» Work to complete: Identify every line in the records below that contains the word "this", and reproduce each one.

** Start of Records to process **

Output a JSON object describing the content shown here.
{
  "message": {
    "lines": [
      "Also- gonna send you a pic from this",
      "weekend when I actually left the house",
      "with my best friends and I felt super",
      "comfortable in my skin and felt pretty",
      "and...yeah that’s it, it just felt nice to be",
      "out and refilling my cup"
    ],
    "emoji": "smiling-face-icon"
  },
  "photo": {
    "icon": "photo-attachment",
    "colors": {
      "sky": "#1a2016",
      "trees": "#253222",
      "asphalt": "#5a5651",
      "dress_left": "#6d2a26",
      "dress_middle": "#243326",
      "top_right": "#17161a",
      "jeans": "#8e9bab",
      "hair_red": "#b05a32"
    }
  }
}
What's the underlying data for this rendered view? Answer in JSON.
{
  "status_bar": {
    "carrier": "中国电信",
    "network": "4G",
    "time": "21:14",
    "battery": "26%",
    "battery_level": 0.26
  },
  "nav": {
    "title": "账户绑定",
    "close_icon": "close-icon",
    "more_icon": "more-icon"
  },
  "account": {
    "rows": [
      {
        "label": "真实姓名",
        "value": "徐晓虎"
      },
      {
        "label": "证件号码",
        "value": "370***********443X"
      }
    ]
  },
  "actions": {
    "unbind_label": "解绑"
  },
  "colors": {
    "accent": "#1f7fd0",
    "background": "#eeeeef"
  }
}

** End of Records to process **

» Problem solution:
      "Also- gonna send you a pic from this",
What's the underlying data for this rendered view? Answer in JSON.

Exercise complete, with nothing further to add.